AS SUAS INSTRUÇÕES
Segundo o texto sobre o futuro que não queremos, o que se celebrou nas cerimónias do 10 de Junho?

O FUTURO QUE NÃO QUEREMOS
Junho 15, 2025
J.J. Faria Santos
Almas peregrinas, sedentas de um porvir radioso para apresentar aos jovens alienados pelas redes sociais e aos ressentidos espoliados do sonho (uns e outros disponíveis para encontrar bodes expiatórios nos mais desprotegidos), lamentaram que nas cerimónias do 10 de Junho, onde se celebrou o melting pot português e se condenou o extremismo, faltasse futuro. Na ausência de receitas instantâneas para a construção de modelos de sociedade na fronteira da utopia, falemos do futuro que não queremos.
Não queremos um futuro que normalize o uso da violência para dirimir divergências de opinião, que condicione a liberdade de expressão e que estique até à ruptura os limites do Estado de direito.
Não queremos um futuro que discrimine de acordo com a cor da pele, a nacionalidade ou o estrato social, que encare a pobreza como uma deficiência moral e pessoas em situação de carência ou em situação de sem-abrigo como parasitas sociais.
Não queremos um futuro em que os imigrantes sejam vistos como um mero recurso económico ou como uma ameaça civilizacional. E que se tenham de contentar com uma cidadania de segunda, com deveres inescapáveis e direitos condicionados, e de viver sob a ameaça da deportação.

REGISTOS FORNECIDOS

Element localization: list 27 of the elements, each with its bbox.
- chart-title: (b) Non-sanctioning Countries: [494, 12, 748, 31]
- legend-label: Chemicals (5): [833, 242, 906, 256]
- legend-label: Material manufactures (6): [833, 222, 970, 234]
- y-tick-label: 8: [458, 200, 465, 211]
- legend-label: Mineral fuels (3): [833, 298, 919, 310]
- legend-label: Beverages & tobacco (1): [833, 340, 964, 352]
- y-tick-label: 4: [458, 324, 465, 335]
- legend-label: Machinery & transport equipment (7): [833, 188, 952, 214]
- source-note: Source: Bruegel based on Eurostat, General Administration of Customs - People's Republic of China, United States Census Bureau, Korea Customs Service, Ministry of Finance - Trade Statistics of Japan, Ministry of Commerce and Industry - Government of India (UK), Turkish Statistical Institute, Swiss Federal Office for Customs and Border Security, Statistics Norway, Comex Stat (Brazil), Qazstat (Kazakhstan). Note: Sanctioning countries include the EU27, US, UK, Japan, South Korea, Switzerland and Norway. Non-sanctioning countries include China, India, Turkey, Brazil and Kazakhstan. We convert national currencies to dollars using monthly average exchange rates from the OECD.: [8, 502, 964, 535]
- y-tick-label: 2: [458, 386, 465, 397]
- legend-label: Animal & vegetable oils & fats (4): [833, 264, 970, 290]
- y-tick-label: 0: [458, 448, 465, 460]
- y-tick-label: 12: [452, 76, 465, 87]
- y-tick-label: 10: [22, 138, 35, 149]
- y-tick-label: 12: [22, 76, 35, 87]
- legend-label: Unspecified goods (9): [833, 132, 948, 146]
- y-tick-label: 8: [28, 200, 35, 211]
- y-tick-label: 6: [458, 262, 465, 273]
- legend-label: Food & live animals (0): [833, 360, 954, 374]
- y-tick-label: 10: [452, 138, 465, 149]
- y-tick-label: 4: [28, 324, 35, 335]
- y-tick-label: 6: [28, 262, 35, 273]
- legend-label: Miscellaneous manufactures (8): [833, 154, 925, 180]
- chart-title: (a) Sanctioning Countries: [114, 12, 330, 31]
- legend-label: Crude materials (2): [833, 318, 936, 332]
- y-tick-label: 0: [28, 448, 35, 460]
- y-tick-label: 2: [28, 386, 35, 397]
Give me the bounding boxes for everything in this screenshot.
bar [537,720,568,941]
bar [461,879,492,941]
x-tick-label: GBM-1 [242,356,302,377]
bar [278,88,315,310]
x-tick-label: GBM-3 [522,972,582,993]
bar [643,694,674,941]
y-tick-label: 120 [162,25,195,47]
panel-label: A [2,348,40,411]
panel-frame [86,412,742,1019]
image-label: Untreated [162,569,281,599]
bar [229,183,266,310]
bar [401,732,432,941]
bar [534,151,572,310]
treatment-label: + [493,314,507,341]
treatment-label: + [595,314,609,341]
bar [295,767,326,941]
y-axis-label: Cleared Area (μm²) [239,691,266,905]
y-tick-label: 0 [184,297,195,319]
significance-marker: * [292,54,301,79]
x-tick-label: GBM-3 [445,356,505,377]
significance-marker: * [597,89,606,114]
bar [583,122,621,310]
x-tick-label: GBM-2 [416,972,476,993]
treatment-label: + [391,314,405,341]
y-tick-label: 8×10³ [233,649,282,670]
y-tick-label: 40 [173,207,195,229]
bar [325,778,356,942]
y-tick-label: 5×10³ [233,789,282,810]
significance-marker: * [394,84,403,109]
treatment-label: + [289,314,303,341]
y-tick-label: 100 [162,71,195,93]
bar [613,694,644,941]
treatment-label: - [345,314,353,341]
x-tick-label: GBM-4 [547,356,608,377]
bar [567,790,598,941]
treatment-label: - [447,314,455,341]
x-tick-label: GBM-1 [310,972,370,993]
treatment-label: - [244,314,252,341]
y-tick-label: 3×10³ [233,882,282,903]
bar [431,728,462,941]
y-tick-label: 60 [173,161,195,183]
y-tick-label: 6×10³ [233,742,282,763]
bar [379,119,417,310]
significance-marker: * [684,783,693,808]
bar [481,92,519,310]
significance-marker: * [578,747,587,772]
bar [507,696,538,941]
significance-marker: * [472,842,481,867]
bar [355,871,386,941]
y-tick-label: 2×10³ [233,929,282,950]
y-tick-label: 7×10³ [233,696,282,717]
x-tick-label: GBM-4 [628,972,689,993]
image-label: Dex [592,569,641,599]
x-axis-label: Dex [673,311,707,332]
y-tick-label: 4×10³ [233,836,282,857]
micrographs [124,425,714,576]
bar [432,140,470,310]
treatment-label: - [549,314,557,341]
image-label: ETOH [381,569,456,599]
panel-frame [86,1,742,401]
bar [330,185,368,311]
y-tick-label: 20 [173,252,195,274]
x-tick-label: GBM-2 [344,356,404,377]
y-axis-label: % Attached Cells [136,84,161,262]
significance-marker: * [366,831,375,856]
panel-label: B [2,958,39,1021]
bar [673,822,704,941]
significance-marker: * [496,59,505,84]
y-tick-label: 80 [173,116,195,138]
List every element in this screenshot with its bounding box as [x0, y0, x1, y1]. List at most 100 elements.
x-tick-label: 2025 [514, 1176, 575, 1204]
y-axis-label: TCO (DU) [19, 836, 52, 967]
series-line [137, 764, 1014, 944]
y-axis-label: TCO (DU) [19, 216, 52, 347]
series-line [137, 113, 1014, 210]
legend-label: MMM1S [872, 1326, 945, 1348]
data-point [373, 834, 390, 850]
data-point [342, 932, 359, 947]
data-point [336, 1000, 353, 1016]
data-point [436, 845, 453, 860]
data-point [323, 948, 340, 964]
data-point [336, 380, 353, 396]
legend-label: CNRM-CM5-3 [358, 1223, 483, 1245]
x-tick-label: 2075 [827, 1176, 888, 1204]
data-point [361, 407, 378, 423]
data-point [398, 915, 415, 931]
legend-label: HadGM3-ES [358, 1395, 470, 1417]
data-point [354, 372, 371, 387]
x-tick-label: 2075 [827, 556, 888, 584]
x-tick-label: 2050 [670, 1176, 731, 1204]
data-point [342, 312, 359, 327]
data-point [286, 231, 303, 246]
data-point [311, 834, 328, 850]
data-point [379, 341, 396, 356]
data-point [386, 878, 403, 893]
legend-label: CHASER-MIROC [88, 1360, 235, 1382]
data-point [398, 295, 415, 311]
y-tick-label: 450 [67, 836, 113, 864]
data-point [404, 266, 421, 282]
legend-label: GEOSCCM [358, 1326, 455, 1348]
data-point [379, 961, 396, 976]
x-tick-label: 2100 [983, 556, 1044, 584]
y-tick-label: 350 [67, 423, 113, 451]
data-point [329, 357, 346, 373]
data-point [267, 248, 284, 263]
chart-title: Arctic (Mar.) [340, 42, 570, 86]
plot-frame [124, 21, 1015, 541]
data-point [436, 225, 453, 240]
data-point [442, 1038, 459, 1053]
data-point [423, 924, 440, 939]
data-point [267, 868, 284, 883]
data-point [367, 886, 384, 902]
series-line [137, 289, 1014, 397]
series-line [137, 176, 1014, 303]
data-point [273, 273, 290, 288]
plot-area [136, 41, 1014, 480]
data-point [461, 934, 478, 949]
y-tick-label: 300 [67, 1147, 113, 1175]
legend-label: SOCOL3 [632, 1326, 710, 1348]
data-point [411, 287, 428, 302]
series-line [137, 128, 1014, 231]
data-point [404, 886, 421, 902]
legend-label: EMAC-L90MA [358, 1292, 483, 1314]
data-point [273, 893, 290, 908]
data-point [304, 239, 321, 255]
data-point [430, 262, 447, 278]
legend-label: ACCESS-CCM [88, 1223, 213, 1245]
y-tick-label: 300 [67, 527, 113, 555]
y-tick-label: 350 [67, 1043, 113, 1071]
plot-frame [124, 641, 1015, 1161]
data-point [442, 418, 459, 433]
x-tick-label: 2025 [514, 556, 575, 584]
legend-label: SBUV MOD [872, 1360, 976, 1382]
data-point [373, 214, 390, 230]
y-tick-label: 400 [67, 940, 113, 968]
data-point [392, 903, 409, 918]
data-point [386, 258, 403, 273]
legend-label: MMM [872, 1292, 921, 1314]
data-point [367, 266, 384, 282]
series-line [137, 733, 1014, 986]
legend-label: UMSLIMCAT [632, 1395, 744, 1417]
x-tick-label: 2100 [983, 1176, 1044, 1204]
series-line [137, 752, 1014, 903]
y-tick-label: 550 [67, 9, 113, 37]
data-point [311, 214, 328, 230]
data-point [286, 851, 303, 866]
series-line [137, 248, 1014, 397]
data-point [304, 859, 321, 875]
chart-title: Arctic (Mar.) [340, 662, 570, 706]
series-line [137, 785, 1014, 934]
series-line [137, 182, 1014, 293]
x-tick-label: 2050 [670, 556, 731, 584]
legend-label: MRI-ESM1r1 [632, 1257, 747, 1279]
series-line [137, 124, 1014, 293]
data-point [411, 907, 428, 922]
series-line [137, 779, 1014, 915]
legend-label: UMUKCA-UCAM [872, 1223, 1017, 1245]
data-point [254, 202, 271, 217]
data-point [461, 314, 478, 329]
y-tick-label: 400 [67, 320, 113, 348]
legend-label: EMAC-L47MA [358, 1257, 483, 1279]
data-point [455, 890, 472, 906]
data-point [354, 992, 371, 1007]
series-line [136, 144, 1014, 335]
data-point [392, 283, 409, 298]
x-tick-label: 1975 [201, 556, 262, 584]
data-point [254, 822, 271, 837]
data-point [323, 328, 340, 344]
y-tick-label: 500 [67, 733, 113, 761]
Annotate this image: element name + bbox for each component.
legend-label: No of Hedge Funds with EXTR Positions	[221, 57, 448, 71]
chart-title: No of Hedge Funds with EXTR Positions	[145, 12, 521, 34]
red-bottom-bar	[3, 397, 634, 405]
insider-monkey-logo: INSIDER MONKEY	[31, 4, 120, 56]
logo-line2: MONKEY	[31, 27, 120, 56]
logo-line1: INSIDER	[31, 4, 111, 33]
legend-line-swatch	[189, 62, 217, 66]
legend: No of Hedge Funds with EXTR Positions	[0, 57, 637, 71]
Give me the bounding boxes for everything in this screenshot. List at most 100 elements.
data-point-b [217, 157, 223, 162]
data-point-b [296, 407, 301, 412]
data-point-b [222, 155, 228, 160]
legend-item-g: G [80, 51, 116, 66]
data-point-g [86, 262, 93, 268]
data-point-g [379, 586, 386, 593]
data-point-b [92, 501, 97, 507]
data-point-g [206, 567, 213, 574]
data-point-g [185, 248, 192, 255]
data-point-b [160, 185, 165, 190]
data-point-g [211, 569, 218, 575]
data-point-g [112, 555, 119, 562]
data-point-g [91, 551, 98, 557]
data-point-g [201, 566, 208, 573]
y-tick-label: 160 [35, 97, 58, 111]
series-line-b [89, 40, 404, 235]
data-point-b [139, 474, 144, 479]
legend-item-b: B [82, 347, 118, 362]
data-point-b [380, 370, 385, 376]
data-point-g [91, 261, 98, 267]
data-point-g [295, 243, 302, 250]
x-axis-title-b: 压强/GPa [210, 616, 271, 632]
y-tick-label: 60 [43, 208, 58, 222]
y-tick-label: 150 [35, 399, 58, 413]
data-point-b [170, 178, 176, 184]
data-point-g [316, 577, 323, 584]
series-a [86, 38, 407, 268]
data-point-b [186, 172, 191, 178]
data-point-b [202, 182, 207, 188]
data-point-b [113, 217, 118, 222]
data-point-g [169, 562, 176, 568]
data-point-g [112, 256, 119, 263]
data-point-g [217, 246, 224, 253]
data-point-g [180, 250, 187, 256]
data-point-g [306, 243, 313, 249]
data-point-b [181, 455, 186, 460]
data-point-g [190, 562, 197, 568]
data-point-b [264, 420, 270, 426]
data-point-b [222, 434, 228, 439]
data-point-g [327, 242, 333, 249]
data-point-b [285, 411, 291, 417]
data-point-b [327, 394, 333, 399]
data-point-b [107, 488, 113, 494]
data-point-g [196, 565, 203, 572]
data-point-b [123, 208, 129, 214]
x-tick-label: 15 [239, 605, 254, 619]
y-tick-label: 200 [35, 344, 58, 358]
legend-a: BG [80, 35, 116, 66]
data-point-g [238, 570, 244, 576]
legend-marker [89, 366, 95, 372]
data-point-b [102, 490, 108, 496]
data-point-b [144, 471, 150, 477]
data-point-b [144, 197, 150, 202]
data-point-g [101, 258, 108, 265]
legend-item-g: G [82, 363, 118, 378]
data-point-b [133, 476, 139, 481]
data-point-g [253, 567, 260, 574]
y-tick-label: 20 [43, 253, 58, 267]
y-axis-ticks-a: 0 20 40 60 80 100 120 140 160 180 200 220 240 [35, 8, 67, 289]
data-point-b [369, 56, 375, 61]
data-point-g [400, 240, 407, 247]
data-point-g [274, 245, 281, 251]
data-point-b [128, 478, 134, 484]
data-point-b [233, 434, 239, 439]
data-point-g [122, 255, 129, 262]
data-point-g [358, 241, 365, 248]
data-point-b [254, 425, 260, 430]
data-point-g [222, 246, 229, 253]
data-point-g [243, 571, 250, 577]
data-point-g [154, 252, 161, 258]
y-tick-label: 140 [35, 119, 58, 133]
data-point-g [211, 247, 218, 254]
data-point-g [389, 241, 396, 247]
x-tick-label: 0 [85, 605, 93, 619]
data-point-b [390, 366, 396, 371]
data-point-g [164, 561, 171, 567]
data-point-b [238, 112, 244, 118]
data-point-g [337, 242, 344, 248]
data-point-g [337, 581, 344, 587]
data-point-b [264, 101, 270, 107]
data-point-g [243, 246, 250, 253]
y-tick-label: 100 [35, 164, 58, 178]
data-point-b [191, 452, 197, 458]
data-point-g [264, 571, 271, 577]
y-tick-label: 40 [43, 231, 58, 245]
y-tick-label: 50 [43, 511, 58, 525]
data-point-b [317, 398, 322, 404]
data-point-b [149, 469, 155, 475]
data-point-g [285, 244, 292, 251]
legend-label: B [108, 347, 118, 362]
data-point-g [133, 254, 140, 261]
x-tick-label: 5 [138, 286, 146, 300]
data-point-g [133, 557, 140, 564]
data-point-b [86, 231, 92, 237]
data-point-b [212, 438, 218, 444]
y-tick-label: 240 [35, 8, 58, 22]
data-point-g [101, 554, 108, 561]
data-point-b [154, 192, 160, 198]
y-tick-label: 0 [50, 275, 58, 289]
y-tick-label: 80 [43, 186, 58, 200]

ESPAÇO DE RESPOSTA
Celebrou-se o melting pot português.